WHAT TO WORK ON> Word for word, copy all the data and drop the pictures.

---+---

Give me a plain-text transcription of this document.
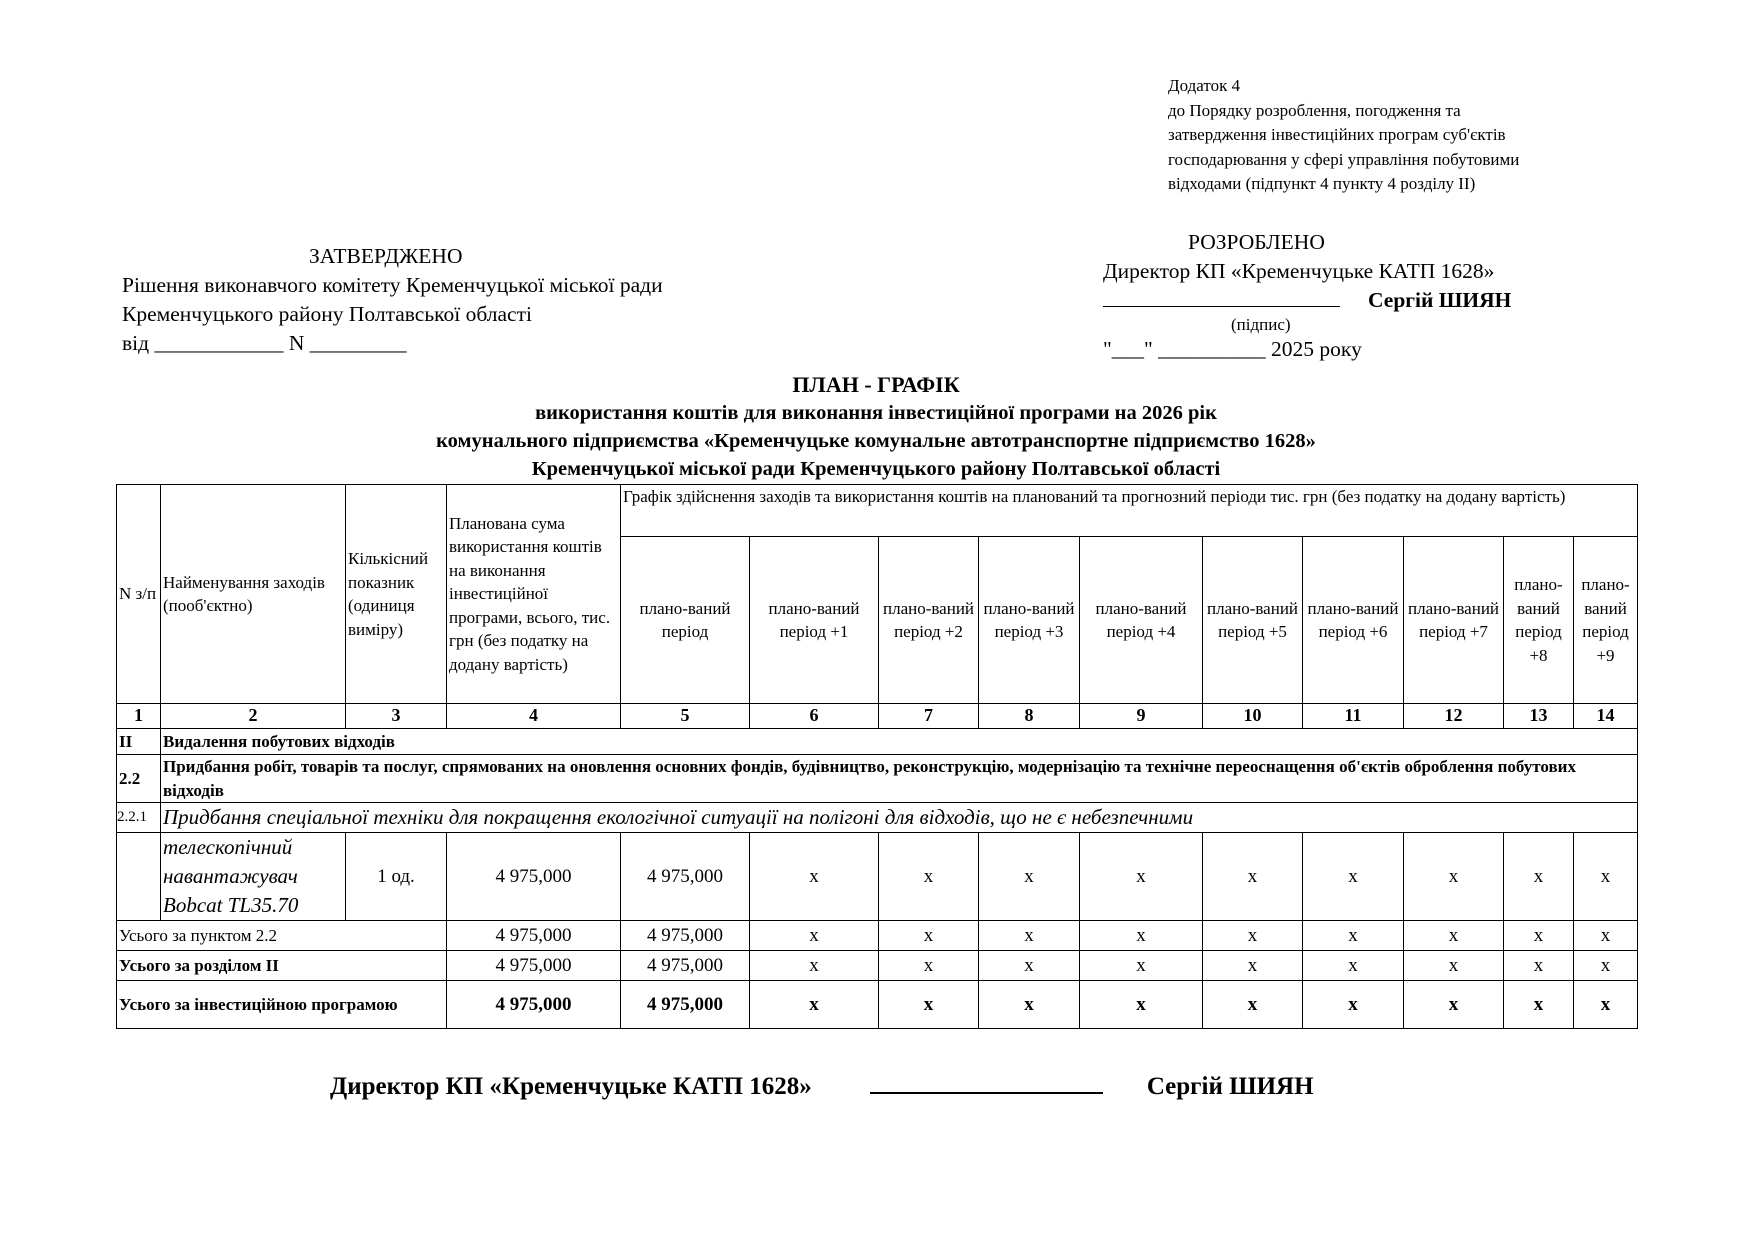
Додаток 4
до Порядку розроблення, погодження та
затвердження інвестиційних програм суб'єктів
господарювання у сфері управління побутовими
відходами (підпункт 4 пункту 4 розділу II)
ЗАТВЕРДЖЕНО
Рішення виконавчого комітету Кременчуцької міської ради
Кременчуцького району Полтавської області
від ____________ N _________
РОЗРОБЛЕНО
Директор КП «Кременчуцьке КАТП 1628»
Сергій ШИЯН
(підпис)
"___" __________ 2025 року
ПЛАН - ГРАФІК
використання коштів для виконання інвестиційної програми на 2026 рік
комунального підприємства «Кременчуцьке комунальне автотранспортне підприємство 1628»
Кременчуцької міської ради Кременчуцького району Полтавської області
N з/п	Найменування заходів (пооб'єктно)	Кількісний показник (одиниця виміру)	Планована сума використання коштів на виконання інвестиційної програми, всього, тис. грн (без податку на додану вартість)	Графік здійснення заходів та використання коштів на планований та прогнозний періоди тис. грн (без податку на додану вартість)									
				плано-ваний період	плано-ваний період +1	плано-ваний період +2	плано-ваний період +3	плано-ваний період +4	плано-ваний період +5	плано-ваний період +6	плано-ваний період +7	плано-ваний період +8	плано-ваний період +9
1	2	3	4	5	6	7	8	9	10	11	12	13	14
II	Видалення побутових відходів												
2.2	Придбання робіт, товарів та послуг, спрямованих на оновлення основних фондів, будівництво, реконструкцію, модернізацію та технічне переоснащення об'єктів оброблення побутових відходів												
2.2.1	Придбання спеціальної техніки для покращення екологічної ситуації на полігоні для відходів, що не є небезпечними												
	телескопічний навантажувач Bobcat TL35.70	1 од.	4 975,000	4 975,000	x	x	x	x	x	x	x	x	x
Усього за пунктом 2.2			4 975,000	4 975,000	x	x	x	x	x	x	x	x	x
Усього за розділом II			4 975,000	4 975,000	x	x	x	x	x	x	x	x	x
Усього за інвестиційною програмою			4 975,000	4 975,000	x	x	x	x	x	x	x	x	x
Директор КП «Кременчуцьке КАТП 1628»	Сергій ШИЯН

---+---

SOLUTION FOR THIS EXERCISE>
Give me a plain-text transcription of this document.
Додаток 4
до Порядку розроблення, погодження та
затвердження інвестиційних програм суб'єктів
господарювання у сфері управління побутовими
відходами (підпункт 4 пункту 4 розділу II)
ЗАТВЕРДЖЕНО
Рішення виконавчого комітету Кременчуцької міської ради
Кременчуцького району Полтавської області
від ____________ N _________
РОЗРОБЛЕНО
Директор КП «Кременчуцьке КАТП 1628»
Сергій ШИЯН
(підпис)
"___" __________ 2025 року
ПЛАН - ГРАФІК
використання коштів для виконання інвестиційної програми на 2026 рік
комунального підприємства «Кременчуцьке комунальне автотранспортне підприємство 1628»
Кременчуцької міської ради Кременчуцького району Полтавської області
N з/п	Найменування заходів (пооб'єктно)	Кількісний показник (одиниця виміру)	Планована сума використання коштів на виконання інвестиційної програми, всього, тис. грн (без податку на додану вартість)	Графік здійснення заходів та використання коштів на планований та прогнозний періоди тис. грн (без податку на додану вартість)									
				плано-ваний період	плано-ваний період +1	плано-ваний період +2	плано-ваний період +3	плано-ваний період +4	плано-ваний період +5	плано-ваний період +6	плано-ваний період +7	плано-ваний період +8	плано-ваний період +9
1	2	3	4	5	6	7	8	9	10	11	12	13	14
II	Видалення побутових відходів												
2.2	Придбання робіт, товарів та послуг, спрямованих на оновлення основних фондів, будівництво, реконструкцію, модернізацію та технічне переоснащення об'єктів оброблення побутових відходів												
2.2.1	Придбання спеціальної техніки для покращення екологічної ситуації на полігоні для відходів, що не є небезпечними												
	телескопічний навантажувач Bobcat TL35.70	1 од.	4 975,000	4 975,000	x	x	x	x	x	x	x	x	x
Усього за пунктом 2.2			4 975,000	4 975,000	x	x	x	x	x	x	x	x	x
Усього за розділом II			4 975,000	4 975,000	x	x	x	x	x	x	x	x	x
Усього за інвестиційною програмою			4 975,000	4 975,000	x	x	x	x	x	x	x	x	x
Директор КП «Кременчуцьке КАТП 1628»	Сергій ШИЯН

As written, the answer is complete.